# DOCUMENT EXTRACT:
---*---
Sister Ottavia Salina is a doctor of paleography, the director of the Vatican's Classified Archives, and a member of the Order of the Blessed Virgin Mary. She spends her days interpreting centuries-old documents only a handful of people have ever seen. When the body of an Ethiopian man covered with tattoos of crosses and Greek letters is discovered, the Vatican summons Dr. Salina to a private meeting. Given only the sparest of details about the events surrounding the Ethiopian man's death, Ottavia is ordered to discover the origins of and meaning behind the strange tattoos. There to help her with her interpretation are Captain Glauser-Röist ("The Rock," as Ottavia calls him, is the captain of the Vatican's elite Swiss Guard) and Farag Boswell, a half-English, half-Arabian archaeologist working in Alexandria.
---*---
# PROVIDED DATA:
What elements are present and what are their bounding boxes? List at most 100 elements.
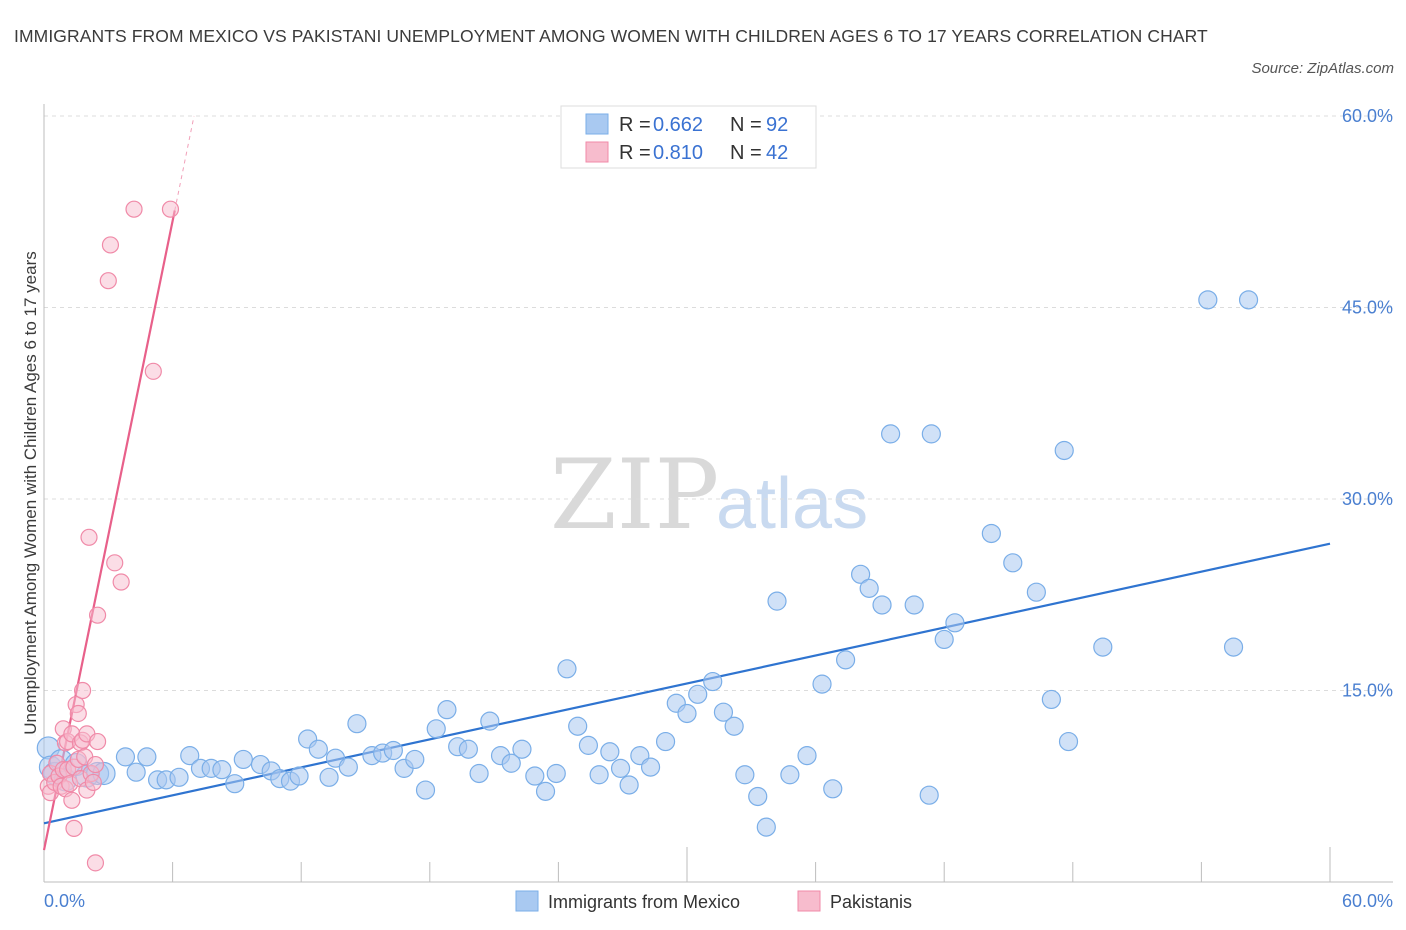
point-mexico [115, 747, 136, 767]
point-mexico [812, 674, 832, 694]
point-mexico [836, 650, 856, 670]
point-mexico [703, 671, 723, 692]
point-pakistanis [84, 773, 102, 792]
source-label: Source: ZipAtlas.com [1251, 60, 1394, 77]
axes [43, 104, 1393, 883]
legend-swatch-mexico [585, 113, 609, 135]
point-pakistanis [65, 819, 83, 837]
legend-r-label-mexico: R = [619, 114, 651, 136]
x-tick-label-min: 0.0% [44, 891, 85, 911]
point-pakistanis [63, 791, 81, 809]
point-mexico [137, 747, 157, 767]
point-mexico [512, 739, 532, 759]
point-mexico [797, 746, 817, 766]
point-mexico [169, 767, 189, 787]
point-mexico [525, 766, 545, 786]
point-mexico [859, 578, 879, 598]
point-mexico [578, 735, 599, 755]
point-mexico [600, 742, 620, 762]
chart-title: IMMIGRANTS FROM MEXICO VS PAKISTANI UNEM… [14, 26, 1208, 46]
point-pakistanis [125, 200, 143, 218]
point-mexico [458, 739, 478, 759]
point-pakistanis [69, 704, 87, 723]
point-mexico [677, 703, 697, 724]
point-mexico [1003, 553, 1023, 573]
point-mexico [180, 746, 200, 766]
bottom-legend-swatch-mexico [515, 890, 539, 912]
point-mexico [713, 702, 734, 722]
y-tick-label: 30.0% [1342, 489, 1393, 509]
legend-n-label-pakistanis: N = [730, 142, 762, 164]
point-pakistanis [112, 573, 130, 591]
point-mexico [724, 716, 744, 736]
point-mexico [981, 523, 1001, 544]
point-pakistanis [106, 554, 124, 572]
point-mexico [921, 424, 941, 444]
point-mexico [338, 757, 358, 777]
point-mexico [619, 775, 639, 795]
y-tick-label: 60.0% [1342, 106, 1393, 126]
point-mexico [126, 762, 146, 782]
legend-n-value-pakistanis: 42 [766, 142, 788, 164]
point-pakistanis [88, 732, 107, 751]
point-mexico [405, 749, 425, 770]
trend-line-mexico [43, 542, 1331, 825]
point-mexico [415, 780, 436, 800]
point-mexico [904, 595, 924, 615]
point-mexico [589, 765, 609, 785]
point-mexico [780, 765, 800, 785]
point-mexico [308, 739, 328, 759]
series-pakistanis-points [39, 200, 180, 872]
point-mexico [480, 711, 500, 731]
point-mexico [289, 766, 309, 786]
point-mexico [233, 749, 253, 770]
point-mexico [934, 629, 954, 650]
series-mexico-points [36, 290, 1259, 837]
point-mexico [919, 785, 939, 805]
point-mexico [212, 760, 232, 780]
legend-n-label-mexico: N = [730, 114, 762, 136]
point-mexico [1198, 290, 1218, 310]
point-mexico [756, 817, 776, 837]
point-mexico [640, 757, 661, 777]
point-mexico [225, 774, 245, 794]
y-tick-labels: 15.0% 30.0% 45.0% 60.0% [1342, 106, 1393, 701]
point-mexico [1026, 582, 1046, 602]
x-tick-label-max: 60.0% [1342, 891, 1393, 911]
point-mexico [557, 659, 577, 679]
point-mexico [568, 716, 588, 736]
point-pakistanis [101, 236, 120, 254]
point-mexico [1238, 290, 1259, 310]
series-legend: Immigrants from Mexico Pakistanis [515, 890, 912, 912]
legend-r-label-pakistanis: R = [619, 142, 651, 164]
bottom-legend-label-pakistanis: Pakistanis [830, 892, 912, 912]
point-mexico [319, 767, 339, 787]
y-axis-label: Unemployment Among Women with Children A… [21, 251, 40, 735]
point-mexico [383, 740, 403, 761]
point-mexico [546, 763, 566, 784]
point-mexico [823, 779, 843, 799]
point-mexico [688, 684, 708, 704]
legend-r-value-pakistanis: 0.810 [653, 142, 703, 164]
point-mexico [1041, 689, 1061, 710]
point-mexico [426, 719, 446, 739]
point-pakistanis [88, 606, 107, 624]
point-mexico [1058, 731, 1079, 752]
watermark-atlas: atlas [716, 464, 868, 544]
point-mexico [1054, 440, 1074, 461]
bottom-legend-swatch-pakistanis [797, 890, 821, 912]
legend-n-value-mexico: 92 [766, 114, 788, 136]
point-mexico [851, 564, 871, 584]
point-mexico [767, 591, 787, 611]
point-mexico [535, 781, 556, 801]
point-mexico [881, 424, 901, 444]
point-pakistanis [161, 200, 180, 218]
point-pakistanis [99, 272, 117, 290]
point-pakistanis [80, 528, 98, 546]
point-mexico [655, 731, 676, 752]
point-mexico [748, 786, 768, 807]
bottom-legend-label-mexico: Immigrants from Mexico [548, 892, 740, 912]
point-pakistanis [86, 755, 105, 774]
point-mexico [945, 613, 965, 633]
---*---
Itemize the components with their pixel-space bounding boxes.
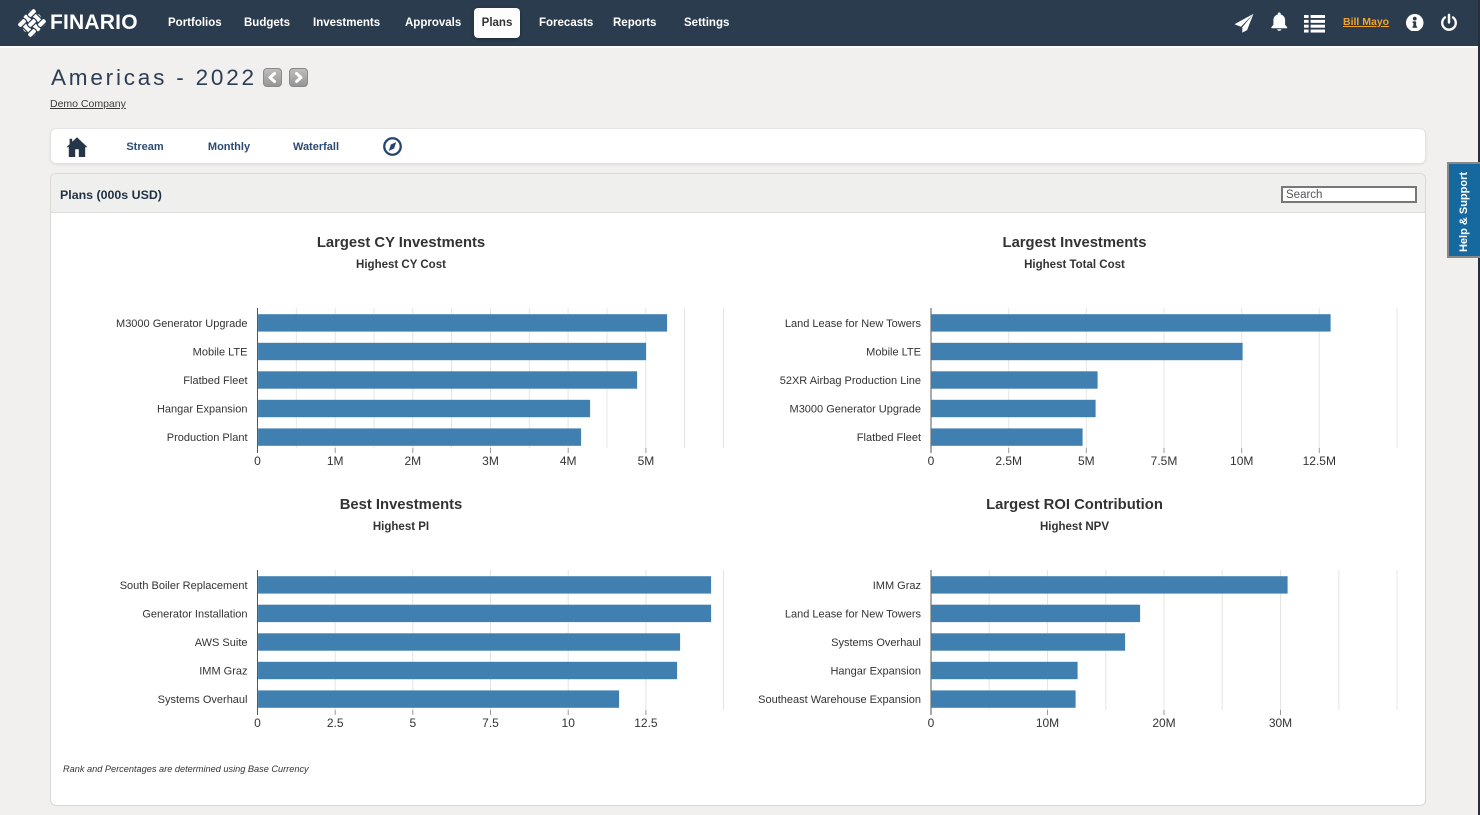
---*---
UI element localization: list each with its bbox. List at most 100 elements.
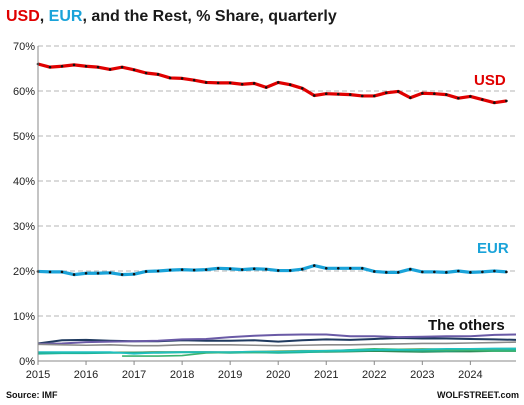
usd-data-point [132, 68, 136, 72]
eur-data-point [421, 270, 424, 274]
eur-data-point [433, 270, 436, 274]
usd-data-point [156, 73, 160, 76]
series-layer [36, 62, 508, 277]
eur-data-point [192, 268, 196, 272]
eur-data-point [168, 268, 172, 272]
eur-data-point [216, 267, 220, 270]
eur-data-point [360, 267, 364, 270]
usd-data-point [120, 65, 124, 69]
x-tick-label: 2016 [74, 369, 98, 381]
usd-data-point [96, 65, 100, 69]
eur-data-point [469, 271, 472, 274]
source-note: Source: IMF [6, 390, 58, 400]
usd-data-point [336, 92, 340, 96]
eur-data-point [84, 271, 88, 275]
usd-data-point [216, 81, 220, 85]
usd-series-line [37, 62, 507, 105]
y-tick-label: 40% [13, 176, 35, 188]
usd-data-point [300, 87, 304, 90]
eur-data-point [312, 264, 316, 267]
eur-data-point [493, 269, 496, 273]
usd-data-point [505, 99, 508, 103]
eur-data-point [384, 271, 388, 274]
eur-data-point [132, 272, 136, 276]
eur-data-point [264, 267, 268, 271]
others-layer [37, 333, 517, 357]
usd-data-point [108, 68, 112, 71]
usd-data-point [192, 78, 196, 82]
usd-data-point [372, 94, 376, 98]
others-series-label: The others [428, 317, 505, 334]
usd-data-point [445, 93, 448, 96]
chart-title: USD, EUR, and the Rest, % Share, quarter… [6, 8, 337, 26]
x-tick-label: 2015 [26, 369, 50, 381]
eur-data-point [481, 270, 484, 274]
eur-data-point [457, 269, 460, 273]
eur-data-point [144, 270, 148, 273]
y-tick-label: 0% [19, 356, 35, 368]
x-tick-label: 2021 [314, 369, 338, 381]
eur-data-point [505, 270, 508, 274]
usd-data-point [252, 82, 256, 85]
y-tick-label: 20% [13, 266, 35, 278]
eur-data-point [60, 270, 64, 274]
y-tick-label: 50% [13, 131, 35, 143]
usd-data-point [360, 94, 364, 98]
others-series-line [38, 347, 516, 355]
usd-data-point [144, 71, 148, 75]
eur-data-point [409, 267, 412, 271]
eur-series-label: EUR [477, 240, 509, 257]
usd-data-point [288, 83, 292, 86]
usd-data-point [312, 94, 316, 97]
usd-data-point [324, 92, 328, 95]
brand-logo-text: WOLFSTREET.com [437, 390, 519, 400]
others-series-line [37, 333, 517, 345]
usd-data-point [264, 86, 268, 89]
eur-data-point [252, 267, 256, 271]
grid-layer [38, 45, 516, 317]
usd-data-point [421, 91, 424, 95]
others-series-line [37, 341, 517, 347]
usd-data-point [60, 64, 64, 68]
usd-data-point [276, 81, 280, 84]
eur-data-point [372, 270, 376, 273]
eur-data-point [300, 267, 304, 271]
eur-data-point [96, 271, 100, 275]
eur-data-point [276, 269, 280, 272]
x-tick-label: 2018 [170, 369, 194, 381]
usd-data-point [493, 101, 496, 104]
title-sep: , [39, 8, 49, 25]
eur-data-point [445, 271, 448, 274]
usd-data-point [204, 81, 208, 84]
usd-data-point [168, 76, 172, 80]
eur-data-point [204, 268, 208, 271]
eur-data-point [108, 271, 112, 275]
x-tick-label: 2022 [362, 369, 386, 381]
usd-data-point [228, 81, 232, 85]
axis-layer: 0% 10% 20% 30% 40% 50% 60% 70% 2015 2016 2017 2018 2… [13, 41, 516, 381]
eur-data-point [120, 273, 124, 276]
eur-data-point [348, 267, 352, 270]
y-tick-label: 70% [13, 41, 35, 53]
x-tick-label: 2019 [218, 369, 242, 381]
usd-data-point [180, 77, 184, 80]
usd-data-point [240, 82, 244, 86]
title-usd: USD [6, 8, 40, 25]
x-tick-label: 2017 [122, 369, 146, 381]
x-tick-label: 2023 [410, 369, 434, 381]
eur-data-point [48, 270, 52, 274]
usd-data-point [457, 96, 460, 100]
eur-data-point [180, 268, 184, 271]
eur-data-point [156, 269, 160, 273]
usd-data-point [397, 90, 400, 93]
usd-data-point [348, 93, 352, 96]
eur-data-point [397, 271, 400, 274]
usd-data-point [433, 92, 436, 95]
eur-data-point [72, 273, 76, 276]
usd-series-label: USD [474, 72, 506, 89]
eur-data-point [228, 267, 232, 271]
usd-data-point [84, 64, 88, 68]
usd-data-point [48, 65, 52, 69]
---*---
# WHAT IS NEEDED:
Resume the book description about Sister Ottavia Salina, continuing from where it stops.

# REPLY TO THE TASK:
It isn't long before the trio discovers that the strange tattoos of crosses and Greek letters link the corpse to the Staurofilakes, a secret brotherhood dedicated to protecting the "True Cross," the cross on which Jesus Christ was crucified. Over the years, fragments of the Cross have passed out of their reach, to churches all over Europe. Now, the Staurofilakes are stealing the fragments of the Cross back, using any means necessary to fulfill the long-ago oath they made to protect it. One of the Staurofilakes' most prominent members was Dante Alighieri, and Ottavia and her team soon realize that Dante hid secrets about the Staurofilakes in the text of 'The Divine Comedy,' his greatest work. These secrets will take Ottavia, The Rock, and Farag through the seven levels of Purgatory (each level representing one of the seven deadly sins) and to seven ancient cities in Europe (Rome, Pride; Ravenna, Envy; Jerusalem, Anger; Athens, Sloth; Constantinople, Greed; Alexandria, Gluttony; and Antioch, Lust). If they can survive the Staurofilakes' tests, they will earn entrance into the Earthly Paradise--and hopefully discover the whereabouts of the missing True Cross for the Vatican.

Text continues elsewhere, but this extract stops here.